### Task input
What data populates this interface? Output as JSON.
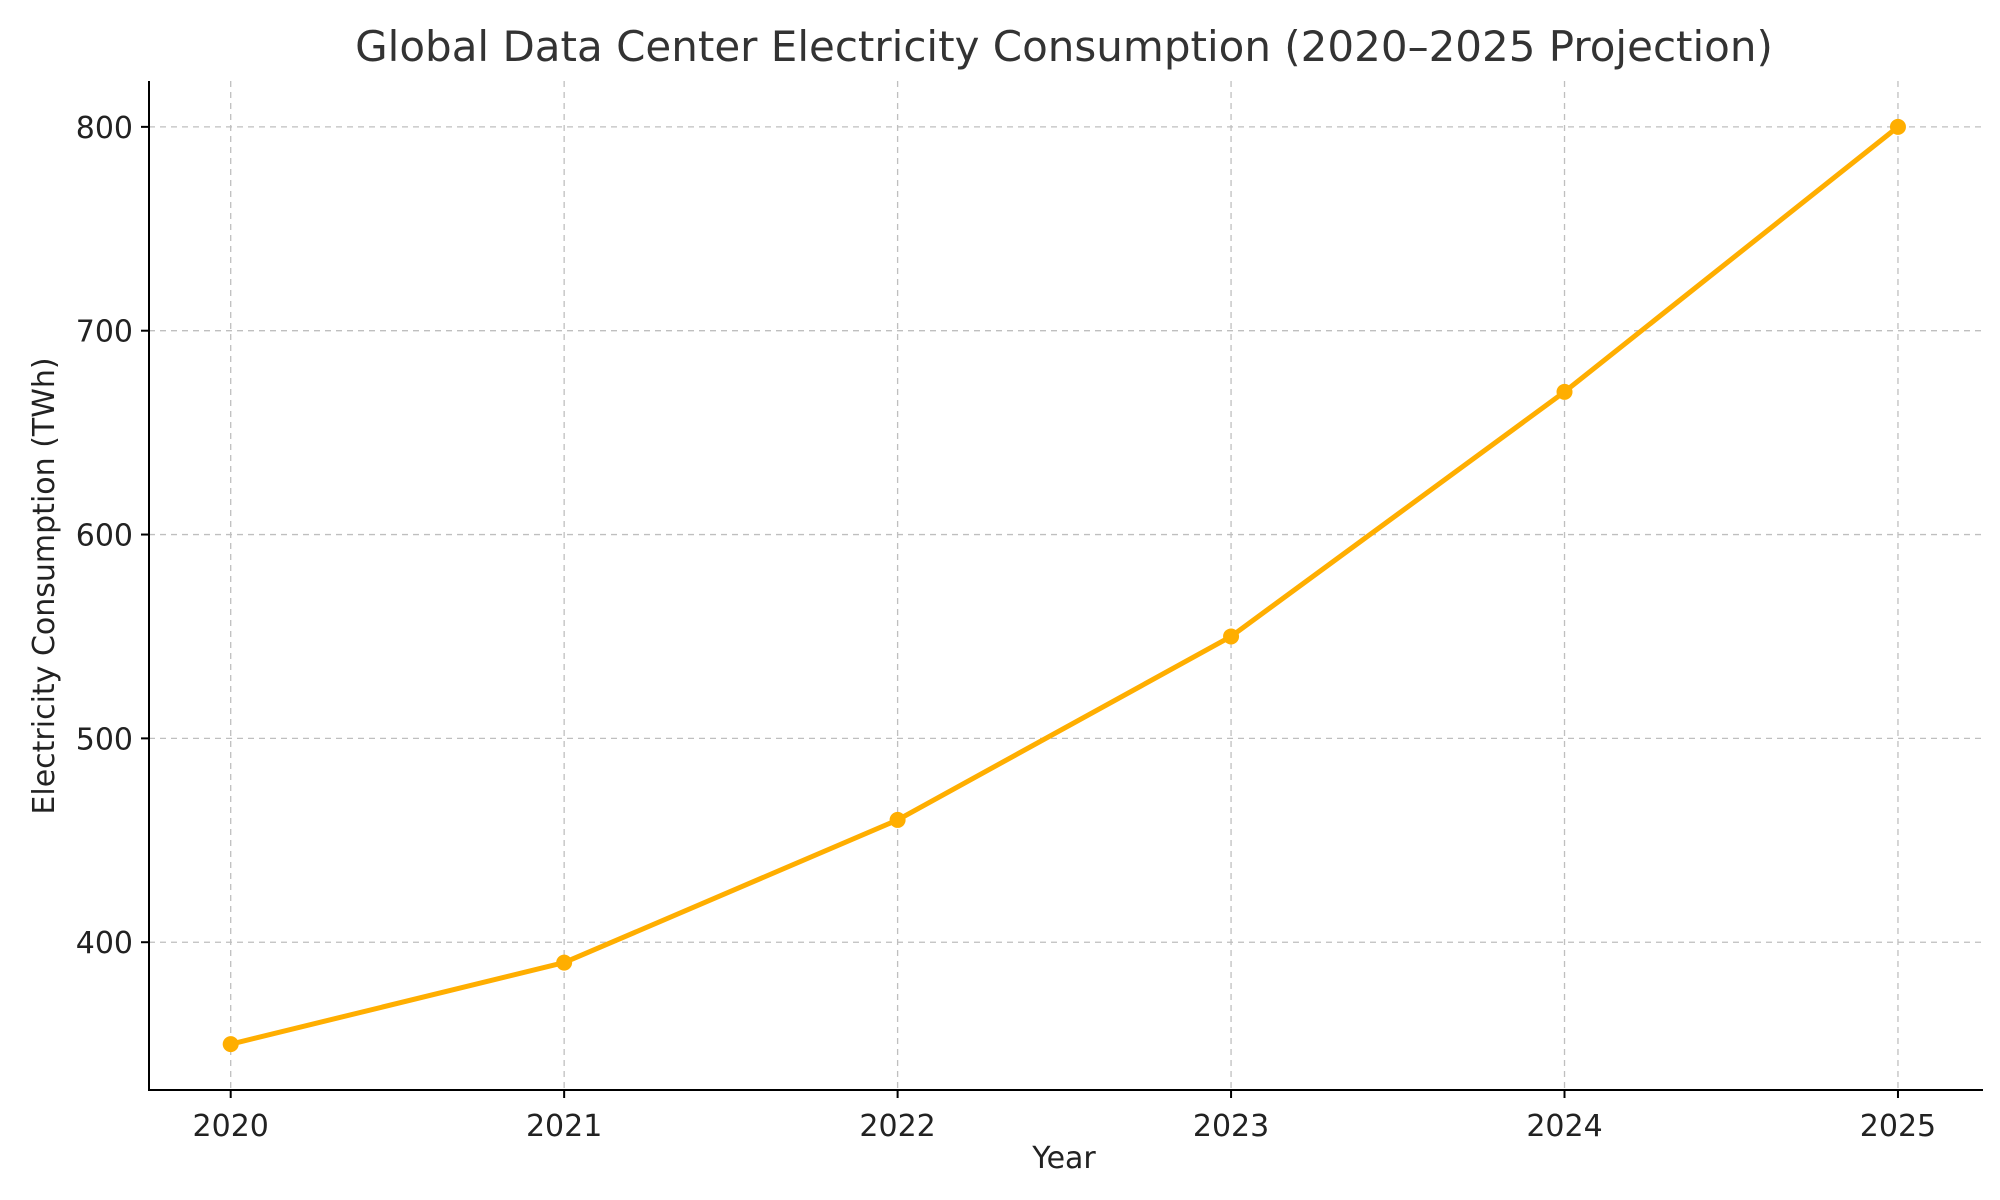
{
  "chart_data": {
    "type": "line",
    "title": "Global Data Center Electricity Consumption (2020–2025 Projection)",
    "xlabel": "Year",
    "ylabel": "Electricity Consumption (TWh)",
    "x": [
      "2020",
      "2021",
      "2022",
      "2023",
      "2024",
      "2025"
    ],
    "series": [
      {
        "values": [
          350,
          390,
          460,
          550,
          670,
          800
        ],
        "color": "#ffae00",
        "marker": "circle"
      }
    ],
    "xlim": [
      2019.755,
      2025.255
    ],
    "ylim": [
      327.5,
      822.5
    ],
    "yticks": [
      400,
      500,
      600,
      700,
      800
    ],
    "grid": true,
    "legend": "none"
  }
}
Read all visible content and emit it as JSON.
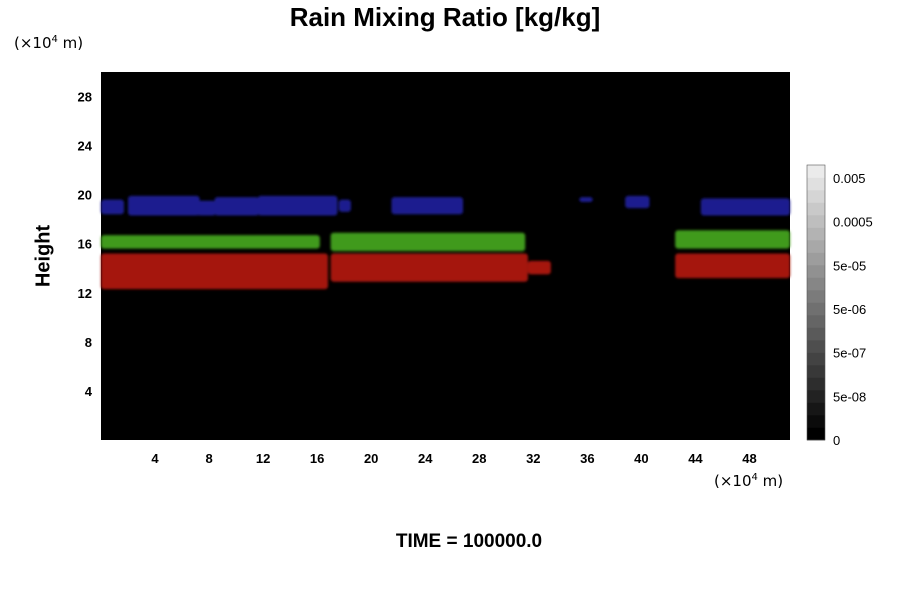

### What is needed
Pictures in the records should not appear in your copy, but everything else must be transcribed exactly.

### Solution
What data populates this interface? Output as JSON.
{
  "chart_data": {
    "type": "line",
    "title": "Global Data Center Electricity Consumption (2020–2025 Projection)",
    "xlabel": "Year",
    "ylabel": "Electricity Consumption (TWh)",
    "x": [
      "2020",
      "2021",
      "2022",
      "2023",
      "2024",
      "2025"
    ],
    "series": [
      {
        "values": [
          350,
          390,
          460,
          550,
          670,
          800
        ],
        "color": "#ffae00",
        "marker": "circle"
      }
    ],
    "xlim": [
      2019.755,
      2025.255
    ],
    "ylim": [
      327.5,
      822.5
    ],
    "yticks": [
      400,
      500,
      600,
      700,
      800
    ],
    "grid": true,
    "legend": "none"
  }
}
Read all visible content and emit it as JSON.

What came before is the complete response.